» SÉRIE D'EXERCICES
1. Selon l'extrait sur The Birth of a Nation, pourquoi le cinéaste insère-t-il un carton dans son film ? Répondez en une à trois phrases.
2. Relevez toutes les couleurs de peau que cite la citation de Seymour Stern dans l'extrait sur The Birth of a Nation.

» EXTRAIT DU TEXTE
*-*-*
On jugera cependant, dans ce cas, son attitude irresponsable et provocatrice : il fait incarner le camp de ceux qui représentent le Mal, versant obscur
de la réalité, par une communauté qui au moment où il réalise son film a encore à souffrir de la situation qu’elle subit depuis plusieurs siècles. Cette
communauté dont précisément on appelle les membres des hommes de peau noire pour les distinguer des hommes de peau blanche.
Certes, le cinéaste a intelligemment pensé à insérer un carton en précisant qu’il « n’est fait référence [dans The Birth of a Nation] à aucune race ou
peuple » de l’époque où le film est réalisé [10]. Il pare à l’avance toutes les critiques susceptibles de lui être portées, il verrouille en quelque sorte son oeuvre.
Mais quel peut-être, de toute façon, l’impact de ces quelques mots face aux flots d’images tendancieuses que le film charrie ?
Critique du commentaire du film fait par Seymour Stern
Seymour Stern a effectué en 1965 une étude longue et approfondie de The Birth of a Nation qui a constitué l’ensemble d’un numéro de l’éminente
revue américaine Film Culture [11]. Certaines de ses remarques concernant la position idéologico-politique de Griffith ne laissent pas de nous
étonner. Jugeons sur pièce :
« Dans le racisme, le noir est noir, le blanc est blanc, le jaune est jaune…il ne peut y avoir, il n’y a pas d’exception. Faire une seule exception serait
détruire la doctrine. Si la couleur de peau est le facteur déterminant de la doctrine, un soit-disant bon Noir est dans la même catégorie qu’un soit-
disant mauvais Noir.
*-*-*
» DONNÉES EXTRAITES
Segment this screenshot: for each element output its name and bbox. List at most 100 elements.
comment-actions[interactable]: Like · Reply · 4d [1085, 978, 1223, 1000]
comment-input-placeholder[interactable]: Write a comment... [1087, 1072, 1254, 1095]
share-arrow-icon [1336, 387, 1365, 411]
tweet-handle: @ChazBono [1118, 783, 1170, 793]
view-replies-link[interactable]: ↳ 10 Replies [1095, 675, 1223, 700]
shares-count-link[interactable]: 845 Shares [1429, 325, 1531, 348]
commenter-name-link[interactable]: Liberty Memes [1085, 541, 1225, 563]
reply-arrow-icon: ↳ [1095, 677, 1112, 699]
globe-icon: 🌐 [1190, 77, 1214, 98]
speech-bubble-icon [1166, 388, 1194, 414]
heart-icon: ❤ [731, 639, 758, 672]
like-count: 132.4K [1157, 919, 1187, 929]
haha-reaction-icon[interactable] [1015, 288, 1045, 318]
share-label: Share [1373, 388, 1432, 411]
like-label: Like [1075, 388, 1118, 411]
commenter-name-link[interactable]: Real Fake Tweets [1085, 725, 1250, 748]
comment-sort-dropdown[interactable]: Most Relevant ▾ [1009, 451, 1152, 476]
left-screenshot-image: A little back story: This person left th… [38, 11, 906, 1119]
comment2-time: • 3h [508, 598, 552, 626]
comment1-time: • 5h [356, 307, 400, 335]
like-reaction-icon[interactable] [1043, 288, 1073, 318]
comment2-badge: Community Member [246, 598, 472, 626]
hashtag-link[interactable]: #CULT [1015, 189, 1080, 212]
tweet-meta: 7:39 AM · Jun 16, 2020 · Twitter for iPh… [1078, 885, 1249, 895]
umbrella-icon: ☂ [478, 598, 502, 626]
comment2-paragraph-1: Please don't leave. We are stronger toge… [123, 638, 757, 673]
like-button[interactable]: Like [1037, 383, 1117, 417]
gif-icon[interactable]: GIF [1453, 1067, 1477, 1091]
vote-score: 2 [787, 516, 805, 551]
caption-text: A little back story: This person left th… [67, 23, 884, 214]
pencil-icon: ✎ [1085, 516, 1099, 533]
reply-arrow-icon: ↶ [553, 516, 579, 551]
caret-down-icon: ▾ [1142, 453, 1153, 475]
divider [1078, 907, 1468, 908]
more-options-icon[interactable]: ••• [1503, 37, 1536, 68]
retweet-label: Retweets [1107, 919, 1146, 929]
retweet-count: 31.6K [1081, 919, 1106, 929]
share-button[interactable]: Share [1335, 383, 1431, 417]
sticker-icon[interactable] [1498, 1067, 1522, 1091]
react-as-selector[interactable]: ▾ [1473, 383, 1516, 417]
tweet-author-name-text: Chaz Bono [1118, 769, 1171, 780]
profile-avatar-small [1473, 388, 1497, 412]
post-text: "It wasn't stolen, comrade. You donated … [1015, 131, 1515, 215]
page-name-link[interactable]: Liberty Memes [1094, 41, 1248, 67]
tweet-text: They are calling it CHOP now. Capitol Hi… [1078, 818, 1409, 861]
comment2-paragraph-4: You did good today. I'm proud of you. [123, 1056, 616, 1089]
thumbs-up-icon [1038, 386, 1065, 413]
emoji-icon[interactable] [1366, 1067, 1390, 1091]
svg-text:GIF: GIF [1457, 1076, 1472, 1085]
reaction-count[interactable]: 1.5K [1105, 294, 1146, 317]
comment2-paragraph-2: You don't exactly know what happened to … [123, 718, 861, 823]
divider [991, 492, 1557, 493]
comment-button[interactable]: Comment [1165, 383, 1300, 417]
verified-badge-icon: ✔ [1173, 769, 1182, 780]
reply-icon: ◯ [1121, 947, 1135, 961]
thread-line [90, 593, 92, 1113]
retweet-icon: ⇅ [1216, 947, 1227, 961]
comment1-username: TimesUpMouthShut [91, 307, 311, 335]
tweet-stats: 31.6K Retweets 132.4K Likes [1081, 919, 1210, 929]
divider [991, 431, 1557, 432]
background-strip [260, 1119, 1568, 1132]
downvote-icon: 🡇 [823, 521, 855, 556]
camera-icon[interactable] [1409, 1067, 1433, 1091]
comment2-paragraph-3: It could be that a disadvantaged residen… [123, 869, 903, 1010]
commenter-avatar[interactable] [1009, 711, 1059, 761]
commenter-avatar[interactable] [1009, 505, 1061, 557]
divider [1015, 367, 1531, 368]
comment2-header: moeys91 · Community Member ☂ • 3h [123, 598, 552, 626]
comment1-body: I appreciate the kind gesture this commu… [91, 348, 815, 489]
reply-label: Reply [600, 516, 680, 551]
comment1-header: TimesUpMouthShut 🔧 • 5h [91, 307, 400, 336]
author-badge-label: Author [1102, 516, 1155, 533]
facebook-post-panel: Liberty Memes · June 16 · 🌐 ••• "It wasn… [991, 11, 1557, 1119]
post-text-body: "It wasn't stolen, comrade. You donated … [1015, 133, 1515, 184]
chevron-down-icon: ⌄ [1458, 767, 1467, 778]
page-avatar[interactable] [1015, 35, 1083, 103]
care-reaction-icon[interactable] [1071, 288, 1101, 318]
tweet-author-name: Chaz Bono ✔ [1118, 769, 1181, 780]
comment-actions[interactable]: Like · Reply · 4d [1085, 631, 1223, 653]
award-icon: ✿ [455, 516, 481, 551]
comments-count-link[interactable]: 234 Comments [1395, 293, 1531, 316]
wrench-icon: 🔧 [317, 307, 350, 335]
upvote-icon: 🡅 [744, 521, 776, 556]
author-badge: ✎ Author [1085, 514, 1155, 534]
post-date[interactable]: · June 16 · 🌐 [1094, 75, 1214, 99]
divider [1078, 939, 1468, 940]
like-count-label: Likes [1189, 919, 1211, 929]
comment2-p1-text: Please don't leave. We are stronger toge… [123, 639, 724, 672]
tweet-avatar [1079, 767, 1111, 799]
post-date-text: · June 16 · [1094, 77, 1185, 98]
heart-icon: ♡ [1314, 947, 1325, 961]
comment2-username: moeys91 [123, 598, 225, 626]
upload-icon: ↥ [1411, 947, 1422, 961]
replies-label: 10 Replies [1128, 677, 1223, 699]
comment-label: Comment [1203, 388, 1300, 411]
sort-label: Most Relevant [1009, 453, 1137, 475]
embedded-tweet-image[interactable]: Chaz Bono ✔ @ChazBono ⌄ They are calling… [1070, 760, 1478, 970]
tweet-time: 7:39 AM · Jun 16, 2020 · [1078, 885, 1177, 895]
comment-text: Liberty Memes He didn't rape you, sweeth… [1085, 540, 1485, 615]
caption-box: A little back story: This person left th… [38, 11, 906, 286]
*-*-*
» EXERCICES CORRIGÉS
1. Le cinéaste insère un carton précisant qu'il « n'est fait référence à aucune race ou peuple » de l'époque où le film est réalisé, afin de parer à l'avance toutes les critiques susceptibles de lui être portées. Il verrouille ainsi, en quelque sorte, son œuvre.

2. noir, blanc, jaune